» **ITEMS**:
⁂
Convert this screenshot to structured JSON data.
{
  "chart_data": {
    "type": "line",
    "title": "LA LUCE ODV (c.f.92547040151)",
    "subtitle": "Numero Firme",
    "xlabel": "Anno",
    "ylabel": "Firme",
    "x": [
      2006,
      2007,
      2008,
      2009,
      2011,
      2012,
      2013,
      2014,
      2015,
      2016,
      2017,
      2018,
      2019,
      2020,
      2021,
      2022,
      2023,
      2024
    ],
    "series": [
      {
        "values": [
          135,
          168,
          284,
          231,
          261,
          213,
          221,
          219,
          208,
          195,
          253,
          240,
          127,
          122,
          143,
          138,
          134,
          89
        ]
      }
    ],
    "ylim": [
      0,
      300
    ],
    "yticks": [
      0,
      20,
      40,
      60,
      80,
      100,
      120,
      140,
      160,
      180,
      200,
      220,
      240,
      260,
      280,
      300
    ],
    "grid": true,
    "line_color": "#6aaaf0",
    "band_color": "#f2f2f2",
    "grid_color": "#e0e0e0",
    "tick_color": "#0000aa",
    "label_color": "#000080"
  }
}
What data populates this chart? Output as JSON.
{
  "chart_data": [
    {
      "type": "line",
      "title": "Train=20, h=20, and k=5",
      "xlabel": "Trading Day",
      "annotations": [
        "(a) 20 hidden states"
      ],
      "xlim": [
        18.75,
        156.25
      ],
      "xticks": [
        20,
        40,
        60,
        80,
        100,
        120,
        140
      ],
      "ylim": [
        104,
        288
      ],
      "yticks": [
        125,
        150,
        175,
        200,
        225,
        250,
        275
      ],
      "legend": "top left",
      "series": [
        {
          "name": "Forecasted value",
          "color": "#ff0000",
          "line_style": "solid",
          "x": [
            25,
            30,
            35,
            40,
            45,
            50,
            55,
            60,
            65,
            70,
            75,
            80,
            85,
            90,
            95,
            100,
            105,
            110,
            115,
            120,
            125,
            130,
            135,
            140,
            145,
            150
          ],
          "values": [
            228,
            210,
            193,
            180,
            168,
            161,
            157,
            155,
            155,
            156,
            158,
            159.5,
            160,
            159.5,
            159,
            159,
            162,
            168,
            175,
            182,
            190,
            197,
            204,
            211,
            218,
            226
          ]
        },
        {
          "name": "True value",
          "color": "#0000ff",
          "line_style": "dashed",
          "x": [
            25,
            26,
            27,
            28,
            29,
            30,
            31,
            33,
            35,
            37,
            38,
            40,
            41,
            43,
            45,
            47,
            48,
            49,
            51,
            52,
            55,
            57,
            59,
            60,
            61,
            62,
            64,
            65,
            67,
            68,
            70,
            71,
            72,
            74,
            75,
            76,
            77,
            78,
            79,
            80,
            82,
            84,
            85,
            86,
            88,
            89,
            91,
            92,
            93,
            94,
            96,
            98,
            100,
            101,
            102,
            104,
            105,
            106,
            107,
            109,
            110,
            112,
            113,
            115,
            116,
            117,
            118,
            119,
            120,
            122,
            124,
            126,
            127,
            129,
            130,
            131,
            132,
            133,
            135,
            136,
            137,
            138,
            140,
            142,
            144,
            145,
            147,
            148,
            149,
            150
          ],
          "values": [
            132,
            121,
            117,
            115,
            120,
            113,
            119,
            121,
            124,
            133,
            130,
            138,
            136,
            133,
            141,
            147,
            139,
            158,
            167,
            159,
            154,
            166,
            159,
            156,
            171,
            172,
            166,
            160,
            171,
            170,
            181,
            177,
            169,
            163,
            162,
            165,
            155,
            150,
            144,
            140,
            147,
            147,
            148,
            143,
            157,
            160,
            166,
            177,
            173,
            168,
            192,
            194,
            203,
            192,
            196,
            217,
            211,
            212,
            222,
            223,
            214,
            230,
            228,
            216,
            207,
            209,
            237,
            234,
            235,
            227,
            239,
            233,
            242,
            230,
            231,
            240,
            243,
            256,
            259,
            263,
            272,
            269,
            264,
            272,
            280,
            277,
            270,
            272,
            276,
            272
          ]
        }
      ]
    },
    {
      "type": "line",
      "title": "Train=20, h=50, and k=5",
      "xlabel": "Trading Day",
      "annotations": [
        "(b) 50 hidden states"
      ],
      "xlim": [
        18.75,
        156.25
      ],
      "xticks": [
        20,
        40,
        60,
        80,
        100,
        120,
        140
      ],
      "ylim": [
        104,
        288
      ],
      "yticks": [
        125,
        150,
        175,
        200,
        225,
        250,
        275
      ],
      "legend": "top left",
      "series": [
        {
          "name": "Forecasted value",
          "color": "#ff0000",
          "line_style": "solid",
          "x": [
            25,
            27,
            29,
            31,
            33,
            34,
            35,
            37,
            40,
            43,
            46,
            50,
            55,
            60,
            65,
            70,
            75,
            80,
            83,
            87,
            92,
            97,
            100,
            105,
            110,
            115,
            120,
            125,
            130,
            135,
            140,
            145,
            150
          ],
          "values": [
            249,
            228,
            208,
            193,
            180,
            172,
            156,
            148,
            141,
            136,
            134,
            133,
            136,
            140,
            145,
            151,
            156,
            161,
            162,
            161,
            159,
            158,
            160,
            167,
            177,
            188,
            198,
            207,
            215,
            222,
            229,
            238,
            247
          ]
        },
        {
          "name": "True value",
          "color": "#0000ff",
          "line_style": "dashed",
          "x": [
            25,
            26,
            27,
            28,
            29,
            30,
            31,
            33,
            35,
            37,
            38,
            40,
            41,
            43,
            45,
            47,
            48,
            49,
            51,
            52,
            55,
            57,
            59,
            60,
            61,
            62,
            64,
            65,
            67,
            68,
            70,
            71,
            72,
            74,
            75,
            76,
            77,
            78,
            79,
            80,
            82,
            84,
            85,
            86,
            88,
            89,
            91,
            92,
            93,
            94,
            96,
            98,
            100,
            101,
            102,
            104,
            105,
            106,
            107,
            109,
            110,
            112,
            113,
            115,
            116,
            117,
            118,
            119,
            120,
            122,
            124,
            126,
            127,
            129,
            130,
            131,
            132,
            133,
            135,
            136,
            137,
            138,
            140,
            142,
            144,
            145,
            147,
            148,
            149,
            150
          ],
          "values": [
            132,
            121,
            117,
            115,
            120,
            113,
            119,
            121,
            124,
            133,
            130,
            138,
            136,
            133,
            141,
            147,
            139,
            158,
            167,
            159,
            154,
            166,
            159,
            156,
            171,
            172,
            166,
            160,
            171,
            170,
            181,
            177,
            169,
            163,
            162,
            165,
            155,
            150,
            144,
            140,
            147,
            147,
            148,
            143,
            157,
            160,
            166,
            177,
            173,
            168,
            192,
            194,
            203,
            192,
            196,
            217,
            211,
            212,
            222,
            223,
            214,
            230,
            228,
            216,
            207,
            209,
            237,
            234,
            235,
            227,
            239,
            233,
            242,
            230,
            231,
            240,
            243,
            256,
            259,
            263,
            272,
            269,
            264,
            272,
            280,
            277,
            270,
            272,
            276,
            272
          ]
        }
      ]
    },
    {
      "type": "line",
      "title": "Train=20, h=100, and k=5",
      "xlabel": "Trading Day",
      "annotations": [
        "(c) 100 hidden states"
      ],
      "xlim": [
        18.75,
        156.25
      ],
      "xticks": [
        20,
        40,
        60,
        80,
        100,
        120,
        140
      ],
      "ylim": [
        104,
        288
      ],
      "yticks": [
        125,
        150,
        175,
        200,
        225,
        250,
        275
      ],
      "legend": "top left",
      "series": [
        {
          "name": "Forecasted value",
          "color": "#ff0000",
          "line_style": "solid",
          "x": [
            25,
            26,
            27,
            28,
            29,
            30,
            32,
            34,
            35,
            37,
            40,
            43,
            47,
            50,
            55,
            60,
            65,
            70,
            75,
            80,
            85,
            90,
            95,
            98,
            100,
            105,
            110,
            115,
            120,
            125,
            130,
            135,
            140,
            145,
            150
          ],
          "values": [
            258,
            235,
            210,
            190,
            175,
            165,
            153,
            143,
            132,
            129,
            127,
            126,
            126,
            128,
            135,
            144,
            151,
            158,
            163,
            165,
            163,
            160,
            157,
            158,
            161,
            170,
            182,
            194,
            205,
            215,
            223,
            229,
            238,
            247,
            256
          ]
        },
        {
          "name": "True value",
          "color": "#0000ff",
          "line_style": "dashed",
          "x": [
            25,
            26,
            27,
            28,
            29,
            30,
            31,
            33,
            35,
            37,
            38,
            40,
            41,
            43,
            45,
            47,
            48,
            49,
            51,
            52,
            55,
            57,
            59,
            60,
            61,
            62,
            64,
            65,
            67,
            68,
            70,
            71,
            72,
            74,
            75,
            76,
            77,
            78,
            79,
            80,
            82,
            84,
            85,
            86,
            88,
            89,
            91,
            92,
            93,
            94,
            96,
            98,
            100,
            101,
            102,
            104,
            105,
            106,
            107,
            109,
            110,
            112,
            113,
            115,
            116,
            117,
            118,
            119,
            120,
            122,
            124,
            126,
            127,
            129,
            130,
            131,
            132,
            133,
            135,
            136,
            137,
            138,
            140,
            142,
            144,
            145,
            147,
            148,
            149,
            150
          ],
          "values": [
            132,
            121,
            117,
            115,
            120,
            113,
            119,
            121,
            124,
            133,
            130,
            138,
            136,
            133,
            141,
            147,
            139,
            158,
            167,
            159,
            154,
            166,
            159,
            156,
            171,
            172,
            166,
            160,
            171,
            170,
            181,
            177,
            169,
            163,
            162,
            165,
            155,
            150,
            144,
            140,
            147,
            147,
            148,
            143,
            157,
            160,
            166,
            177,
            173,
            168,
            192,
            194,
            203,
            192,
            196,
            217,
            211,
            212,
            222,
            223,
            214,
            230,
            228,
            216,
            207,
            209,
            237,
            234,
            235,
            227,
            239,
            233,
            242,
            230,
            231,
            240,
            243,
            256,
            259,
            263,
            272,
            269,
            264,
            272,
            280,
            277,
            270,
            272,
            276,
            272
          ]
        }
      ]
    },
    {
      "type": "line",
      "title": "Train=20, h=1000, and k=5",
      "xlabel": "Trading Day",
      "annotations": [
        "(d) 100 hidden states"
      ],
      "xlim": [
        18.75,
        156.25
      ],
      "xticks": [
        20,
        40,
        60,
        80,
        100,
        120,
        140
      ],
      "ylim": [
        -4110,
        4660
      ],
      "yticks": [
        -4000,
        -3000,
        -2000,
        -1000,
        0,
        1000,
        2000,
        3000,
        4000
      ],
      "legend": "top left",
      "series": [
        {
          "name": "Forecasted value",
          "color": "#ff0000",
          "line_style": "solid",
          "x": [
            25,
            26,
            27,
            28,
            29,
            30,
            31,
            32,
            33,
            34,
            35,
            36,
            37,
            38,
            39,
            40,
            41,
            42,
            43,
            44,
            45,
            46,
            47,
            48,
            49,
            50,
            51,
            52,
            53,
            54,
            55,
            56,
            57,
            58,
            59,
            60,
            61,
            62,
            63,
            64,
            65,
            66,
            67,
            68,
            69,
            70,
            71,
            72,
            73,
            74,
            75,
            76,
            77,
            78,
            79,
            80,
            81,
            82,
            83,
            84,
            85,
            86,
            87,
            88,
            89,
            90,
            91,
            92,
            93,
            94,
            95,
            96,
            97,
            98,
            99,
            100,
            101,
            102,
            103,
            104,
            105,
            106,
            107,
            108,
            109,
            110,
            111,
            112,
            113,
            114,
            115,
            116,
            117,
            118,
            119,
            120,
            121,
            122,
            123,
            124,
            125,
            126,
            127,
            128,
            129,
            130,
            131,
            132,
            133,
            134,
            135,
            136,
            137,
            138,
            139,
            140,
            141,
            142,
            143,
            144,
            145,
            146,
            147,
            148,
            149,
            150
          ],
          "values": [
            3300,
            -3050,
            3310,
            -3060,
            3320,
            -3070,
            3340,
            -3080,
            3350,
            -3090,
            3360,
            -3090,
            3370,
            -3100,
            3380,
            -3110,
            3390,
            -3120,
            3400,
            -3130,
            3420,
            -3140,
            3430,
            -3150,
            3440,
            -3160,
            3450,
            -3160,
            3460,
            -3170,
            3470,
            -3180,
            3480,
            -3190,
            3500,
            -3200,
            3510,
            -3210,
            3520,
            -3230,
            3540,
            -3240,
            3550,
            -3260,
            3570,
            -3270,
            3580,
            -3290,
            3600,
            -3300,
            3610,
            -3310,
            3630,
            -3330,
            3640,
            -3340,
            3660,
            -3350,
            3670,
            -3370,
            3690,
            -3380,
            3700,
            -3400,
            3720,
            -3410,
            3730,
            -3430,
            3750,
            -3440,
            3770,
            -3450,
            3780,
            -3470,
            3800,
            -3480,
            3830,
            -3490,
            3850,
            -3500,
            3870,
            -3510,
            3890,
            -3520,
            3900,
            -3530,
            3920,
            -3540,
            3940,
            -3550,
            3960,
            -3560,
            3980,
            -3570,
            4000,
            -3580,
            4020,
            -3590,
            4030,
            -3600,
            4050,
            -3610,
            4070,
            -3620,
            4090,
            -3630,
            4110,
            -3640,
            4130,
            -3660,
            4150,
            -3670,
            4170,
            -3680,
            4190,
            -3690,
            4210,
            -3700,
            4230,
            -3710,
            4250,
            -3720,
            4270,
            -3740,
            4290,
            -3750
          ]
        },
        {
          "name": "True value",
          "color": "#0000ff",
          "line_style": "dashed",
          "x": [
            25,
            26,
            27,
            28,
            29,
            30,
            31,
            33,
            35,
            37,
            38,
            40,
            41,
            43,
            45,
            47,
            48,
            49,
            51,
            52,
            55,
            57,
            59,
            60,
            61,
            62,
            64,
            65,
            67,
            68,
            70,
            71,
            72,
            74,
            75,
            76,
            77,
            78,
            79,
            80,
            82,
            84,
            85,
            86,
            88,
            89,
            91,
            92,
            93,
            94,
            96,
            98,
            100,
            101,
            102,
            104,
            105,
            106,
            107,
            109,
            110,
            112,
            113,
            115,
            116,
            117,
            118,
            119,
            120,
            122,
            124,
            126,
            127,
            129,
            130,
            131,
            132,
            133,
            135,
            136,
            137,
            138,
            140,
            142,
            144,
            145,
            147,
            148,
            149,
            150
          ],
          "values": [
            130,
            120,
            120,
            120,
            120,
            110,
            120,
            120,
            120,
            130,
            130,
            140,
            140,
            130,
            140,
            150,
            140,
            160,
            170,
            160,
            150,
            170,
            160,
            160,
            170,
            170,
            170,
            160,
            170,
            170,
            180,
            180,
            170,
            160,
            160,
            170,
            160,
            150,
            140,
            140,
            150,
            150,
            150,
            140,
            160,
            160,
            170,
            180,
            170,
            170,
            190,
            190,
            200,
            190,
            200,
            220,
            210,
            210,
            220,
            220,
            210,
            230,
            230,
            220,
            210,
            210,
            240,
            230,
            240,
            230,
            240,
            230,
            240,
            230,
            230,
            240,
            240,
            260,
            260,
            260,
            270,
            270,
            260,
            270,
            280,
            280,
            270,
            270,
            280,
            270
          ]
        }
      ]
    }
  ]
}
⁂
» **EXERCISE DESCRIPTION**: Go through the material and select each line with the string "Firme" in it.

» **SOLVED EXERCISE**:
    "subtitle": "Numero Firme",
    "ylabel": "Firme",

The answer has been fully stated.